EXERCISE MATERIALS
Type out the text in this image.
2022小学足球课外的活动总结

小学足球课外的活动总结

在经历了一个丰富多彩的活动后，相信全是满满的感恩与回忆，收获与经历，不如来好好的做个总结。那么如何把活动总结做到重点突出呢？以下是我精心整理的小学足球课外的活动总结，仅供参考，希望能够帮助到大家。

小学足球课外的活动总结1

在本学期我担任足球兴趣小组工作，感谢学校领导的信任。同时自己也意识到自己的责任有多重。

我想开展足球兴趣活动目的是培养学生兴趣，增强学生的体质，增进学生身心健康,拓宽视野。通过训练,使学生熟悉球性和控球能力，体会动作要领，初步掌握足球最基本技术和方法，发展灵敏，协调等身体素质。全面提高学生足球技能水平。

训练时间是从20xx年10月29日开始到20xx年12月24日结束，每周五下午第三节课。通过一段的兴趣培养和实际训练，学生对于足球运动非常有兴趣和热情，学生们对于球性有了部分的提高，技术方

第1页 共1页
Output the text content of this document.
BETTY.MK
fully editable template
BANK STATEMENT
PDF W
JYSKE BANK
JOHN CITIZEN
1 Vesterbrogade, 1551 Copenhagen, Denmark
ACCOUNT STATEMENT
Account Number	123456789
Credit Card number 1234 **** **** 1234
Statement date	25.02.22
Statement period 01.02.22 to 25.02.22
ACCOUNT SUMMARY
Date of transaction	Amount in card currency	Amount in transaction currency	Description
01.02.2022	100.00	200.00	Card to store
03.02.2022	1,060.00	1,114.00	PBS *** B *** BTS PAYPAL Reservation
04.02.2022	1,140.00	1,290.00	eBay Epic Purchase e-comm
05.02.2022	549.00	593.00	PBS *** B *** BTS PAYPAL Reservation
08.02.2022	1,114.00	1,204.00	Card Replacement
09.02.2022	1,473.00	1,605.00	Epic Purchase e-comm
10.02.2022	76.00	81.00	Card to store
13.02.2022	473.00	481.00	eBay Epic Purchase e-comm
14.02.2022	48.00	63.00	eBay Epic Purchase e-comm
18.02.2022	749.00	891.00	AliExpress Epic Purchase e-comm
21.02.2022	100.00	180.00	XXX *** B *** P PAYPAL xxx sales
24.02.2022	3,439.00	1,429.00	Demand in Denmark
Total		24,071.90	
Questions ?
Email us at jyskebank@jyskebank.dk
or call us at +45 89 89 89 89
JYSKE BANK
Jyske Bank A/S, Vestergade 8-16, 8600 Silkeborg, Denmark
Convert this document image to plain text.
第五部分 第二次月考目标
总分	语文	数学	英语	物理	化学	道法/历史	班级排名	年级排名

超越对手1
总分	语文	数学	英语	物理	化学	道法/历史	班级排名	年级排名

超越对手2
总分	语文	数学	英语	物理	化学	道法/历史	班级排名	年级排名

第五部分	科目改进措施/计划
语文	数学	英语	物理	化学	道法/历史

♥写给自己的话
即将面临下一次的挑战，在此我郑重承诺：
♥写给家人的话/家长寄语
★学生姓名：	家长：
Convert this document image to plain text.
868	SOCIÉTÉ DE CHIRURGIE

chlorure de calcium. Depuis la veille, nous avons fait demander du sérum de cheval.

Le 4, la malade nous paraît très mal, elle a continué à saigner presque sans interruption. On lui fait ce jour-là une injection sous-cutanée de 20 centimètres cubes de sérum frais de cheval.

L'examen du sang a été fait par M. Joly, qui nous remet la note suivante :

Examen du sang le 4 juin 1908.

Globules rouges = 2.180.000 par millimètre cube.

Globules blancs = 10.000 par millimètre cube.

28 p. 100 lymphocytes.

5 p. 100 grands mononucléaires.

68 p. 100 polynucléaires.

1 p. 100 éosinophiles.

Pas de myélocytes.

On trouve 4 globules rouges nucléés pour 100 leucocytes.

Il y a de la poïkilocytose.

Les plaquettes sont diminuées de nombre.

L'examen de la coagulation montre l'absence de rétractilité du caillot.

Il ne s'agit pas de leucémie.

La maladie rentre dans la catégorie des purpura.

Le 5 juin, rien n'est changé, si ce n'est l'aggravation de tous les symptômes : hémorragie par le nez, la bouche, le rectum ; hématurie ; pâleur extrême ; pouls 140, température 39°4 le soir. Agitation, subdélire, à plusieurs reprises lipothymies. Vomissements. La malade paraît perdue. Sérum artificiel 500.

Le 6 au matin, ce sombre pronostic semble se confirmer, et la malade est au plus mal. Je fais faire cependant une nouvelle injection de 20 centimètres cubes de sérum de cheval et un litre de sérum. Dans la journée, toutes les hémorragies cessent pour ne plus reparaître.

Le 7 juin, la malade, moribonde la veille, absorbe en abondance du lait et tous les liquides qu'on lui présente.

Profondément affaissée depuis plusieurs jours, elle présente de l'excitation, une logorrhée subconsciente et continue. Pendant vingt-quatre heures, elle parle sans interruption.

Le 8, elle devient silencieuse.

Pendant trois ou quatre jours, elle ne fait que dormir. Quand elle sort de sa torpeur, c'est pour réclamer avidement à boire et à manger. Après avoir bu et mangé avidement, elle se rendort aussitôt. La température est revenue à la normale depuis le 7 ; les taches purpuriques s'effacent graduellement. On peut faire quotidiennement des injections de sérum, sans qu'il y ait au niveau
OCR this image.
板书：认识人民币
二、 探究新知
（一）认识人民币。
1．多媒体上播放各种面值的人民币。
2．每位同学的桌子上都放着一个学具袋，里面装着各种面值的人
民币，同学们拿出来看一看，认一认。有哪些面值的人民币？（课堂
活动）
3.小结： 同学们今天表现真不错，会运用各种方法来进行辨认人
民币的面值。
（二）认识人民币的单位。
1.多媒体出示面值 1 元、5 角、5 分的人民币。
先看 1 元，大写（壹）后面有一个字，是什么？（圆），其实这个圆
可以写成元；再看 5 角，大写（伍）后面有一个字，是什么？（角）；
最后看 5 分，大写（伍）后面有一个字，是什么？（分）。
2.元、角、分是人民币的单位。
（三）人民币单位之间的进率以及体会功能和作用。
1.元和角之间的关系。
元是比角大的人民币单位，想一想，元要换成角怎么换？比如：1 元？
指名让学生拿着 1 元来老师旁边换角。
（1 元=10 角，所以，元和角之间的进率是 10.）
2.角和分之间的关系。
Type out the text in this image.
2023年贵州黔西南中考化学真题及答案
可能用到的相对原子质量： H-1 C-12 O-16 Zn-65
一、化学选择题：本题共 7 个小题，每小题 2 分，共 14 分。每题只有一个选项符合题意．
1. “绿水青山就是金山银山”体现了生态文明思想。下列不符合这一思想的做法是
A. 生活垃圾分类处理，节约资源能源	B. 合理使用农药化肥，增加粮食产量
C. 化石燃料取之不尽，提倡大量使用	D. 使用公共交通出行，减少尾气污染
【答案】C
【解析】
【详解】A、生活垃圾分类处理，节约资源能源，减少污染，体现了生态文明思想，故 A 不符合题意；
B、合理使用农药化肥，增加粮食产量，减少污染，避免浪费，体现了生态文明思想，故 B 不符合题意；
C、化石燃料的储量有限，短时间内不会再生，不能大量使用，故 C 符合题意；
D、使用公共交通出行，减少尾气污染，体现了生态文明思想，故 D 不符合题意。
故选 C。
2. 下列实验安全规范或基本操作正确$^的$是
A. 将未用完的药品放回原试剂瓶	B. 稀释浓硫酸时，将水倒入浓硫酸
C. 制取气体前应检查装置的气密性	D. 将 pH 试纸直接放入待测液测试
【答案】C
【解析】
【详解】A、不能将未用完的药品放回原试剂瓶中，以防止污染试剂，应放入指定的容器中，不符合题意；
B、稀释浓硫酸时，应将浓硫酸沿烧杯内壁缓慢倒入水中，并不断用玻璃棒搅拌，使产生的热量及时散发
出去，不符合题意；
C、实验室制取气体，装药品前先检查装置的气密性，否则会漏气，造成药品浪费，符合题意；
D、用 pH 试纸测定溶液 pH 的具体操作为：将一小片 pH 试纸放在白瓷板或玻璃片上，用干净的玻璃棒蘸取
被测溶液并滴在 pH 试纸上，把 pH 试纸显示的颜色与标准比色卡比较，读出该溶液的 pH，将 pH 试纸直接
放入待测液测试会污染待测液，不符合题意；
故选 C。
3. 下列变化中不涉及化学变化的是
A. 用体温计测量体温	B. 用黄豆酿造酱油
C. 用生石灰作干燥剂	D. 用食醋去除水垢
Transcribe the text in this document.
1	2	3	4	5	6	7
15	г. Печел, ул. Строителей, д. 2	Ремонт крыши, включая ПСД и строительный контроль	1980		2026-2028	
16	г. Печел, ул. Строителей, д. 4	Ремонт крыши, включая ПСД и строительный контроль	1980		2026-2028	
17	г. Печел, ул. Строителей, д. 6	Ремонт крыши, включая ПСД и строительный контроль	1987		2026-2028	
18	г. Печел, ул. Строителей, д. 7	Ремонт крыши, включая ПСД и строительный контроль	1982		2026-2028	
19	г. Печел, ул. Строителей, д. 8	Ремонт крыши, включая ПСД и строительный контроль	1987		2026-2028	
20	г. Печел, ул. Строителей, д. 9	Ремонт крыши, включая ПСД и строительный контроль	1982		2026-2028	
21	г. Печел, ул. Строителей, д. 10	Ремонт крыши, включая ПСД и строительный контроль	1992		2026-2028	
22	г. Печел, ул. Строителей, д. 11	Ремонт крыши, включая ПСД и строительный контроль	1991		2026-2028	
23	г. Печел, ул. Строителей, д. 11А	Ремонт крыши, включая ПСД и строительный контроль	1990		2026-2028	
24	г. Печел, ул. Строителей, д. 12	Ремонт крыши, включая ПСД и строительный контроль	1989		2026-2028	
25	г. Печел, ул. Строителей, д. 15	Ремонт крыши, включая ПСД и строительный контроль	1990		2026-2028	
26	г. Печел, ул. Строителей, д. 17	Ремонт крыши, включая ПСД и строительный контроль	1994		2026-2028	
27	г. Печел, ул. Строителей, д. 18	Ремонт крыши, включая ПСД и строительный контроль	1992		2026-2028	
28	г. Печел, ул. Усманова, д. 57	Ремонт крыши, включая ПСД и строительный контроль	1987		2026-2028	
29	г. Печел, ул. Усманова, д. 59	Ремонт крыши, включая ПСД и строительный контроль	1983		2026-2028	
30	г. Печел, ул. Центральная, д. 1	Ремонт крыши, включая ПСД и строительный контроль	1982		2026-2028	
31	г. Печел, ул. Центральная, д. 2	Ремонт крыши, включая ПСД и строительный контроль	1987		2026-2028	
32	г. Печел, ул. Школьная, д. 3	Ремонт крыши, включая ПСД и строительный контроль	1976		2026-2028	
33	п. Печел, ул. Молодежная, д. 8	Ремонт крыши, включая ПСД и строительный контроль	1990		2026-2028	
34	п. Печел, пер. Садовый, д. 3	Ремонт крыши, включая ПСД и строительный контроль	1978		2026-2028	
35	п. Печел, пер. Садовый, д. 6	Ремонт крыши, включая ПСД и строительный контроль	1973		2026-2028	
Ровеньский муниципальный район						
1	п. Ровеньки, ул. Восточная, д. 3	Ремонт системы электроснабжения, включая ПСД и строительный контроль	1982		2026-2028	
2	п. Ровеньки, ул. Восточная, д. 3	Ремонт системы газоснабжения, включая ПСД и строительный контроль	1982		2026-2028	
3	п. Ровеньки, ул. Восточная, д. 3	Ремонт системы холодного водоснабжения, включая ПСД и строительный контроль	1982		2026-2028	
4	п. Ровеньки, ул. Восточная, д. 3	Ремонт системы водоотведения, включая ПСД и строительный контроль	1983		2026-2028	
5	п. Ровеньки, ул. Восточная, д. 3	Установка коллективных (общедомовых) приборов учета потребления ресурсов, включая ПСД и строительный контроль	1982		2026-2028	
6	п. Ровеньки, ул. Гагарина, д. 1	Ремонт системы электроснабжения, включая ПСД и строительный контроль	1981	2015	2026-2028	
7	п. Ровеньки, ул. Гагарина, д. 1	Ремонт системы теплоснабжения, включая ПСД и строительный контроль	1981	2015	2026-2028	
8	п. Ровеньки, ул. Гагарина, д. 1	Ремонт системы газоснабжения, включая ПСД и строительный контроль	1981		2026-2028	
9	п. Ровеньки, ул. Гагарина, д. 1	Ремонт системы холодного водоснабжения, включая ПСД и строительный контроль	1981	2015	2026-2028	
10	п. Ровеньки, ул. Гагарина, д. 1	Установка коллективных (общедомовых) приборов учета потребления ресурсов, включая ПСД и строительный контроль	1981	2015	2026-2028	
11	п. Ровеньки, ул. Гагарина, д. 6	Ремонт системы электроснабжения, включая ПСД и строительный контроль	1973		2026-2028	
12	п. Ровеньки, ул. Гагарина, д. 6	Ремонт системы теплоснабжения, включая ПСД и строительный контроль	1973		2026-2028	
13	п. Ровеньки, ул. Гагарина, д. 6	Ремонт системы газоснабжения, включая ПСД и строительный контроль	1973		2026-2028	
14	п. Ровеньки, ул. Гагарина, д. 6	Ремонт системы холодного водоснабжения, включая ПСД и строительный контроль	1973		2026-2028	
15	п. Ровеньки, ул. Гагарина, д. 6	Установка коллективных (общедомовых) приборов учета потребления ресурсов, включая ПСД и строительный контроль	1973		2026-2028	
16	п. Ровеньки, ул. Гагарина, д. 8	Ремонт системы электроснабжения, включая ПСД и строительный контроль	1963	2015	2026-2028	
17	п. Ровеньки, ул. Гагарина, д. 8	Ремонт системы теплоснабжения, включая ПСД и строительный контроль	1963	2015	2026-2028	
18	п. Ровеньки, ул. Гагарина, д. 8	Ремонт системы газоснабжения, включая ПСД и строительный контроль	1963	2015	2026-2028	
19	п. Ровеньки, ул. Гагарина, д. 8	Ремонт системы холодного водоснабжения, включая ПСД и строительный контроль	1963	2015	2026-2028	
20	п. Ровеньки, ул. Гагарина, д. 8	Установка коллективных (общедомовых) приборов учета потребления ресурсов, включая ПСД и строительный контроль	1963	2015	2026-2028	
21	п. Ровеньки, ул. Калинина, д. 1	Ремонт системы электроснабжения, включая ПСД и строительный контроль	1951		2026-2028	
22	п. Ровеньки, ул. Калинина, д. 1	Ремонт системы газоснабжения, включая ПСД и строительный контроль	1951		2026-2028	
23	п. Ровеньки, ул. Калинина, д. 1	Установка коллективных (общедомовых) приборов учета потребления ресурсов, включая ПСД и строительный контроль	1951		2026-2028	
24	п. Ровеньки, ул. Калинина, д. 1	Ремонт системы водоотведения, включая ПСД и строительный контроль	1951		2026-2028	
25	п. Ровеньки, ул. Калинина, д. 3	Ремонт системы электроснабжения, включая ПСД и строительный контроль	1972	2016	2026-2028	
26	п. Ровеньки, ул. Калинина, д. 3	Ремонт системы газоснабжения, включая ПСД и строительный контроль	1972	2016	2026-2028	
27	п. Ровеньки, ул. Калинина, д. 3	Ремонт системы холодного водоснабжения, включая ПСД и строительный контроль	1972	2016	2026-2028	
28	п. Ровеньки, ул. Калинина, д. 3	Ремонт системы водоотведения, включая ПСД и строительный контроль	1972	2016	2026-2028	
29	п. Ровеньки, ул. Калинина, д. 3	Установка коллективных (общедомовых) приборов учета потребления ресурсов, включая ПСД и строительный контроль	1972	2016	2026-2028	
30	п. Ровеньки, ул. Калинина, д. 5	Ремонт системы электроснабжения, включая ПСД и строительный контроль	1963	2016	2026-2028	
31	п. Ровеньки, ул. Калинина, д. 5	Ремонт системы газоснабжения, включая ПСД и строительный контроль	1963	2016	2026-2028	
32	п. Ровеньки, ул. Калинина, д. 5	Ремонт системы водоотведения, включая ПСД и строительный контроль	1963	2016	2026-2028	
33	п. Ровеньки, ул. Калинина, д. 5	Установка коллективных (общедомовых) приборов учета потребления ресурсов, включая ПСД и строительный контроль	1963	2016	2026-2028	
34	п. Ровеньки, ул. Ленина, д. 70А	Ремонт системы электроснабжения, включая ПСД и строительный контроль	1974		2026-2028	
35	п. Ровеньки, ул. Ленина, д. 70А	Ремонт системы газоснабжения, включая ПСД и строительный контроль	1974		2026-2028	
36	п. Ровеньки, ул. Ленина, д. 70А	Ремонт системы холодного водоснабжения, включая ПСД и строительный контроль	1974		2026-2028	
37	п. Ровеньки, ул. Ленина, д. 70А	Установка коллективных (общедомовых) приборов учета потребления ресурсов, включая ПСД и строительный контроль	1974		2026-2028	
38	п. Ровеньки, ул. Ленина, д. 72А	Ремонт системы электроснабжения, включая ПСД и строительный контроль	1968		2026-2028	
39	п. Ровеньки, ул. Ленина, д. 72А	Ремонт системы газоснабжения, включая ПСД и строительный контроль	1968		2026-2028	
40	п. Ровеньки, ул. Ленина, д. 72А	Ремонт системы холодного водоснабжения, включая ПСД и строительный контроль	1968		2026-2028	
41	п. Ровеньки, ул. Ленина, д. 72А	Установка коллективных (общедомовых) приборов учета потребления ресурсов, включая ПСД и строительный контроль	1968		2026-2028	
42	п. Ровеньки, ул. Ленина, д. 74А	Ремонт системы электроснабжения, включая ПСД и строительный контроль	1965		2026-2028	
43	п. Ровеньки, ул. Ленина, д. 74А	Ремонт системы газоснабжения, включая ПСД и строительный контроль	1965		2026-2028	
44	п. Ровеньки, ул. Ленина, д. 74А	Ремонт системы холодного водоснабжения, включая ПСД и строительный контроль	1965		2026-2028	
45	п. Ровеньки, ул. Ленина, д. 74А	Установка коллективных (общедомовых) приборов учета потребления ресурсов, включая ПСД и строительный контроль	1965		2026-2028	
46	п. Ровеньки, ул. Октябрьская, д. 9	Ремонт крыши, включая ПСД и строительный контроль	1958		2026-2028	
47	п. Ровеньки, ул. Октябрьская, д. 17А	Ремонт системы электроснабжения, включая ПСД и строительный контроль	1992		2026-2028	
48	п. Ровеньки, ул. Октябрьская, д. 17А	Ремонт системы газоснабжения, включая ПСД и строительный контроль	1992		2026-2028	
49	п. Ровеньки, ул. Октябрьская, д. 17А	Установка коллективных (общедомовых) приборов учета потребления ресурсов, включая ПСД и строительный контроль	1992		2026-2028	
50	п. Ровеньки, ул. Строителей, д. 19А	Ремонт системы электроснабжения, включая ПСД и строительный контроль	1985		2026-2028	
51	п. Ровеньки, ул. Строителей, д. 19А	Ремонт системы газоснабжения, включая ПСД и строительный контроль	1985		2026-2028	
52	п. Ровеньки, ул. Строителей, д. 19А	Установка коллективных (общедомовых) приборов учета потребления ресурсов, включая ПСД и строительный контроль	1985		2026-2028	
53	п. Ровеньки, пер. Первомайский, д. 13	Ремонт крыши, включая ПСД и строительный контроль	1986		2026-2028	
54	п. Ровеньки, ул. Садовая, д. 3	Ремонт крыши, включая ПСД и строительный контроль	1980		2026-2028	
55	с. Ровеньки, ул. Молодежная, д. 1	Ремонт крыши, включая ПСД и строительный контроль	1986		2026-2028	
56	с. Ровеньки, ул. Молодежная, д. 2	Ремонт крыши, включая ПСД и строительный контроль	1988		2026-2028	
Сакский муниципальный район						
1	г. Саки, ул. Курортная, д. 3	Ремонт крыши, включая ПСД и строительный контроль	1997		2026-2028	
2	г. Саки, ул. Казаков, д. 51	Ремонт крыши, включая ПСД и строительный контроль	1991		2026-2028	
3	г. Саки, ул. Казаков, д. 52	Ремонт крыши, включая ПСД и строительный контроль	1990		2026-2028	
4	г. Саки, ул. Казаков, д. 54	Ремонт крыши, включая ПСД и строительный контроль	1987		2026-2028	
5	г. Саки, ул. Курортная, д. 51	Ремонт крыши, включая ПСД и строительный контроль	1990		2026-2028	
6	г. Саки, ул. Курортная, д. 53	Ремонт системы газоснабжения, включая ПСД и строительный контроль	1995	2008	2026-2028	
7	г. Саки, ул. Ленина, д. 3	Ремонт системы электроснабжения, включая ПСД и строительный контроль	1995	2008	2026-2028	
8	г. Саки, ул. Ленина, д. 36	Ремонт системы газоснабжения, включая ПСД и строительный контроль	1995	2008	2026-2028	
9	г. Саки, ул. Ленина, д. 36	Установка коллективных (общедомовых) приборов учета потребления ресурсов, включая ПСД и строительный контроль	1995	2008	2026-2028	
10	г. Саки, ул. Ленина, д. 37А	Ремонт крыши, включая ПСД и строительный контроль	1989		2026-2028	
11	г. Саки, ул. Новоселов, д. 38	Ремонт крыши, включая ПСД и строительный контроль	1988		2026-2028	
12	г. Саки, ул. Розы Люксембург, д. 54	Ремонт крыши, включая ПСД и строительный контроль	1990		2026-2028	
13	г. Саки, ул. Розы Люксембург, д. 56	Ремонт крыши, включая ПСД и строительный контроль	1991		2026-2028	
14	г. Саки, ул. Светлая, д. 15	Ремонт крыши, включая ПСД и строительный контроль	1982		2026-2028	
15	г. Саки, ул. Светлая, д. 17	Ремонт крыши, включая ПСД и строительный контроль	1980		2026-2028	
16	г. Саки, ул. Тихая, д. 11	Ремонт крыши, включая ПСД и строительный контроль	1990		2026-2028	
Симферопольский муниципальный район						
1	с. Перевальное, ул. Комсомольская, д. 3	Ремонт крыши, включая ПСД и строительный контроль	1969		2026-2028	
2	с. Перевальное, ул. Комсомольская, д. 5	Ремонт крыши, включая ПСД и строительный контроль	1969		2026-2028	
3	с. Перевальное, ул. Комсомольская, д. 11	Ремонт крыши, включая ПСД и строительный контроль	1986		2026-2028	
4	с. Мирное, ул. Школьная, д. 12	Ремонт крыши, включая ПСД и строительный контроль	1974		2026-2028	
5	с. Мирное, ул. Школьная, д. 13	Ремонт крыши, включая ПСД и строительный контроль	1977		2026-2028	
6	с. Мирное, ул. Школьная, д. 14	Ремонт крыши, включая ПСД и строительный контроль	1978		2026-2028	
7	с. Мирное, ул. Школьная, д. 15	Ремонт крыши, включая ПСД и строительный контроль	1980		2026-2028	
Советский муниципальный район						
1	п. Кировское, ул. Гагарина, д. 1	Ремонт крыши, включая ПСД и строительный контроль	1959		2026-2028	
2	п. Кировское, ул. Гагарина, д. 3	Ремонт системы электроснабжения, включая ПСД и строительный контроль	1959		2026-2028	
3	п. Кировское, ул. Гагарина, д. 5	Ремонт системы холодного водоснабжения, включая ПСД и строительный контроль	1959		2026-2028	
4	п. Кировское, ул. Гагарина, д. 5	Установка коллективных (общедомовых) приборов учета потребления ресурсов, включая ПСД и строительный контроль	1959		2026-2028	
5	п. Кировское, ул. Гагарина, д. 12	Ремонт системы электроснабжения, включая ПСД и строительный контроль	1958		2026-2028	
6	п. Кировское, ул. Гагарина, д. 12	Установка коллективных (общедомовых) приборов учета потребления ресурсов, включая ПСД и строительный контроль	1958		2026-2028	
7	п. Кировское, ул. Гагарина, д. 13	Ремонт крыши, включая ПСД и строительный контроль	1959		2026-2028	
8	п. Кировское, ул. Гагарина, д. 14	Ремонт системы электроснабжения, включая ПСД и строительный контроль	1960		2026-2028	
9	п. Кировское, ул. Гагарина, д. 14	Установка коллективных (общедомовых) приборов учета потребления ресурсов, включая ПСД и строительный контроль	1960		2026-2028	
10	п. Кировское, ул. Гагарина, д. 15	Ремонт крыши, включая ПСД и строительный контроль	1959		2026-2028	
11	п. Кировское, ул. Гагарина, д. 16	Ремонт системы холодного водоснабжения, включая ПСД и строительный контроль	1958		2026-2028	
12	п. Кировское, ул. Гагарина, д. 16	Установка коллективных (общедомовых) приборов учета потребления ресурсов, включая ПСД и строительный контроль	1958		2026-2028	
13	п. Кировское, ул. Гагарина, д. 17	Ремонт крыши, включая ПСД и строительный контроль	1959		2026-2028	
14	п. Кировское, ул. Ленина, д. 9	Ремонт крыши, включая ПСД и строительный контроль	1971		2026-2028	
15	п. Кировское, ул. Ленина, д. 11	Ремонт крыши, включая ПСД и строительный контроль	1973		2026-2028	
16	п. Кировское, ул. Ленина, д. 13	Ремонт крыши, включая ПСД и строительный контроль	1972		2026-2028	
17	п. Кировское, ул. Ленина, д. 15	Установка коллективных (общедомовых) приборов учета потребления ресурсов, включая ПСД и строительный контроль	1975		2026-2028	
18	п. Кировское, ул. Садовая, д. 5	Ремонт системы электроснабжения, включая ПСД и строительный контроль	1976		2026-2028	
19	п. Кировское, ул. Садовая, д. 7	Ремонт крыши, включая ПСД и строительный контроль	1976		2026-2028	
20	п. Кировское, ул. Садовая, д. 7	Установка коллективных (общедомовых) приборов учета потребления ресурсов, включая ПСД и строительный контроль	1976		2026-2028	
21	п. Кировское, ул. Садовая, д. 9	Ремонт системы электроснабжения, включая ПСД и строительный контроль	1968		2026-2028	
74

WHAT YOU ARE ASKED TO DO
For this exercise, gather every line of the data that contains the word "Казаков".

EXPECTED ANSWER
2	г. Саки, ул. Казаков, д. 51	Ремонт крыши, включая ПСД и строительный контроль	1991		2026-2028	
3	г. Саки, ул. Казаков, д. 52	Ремонт крыши, включая ПСД и строительный контроль	1990		2026-2028	
4	г. Саки, ул. Казаков, д. 54	Ремонт крыши, включая ПСД и строительный контроль	1987		2026-2028	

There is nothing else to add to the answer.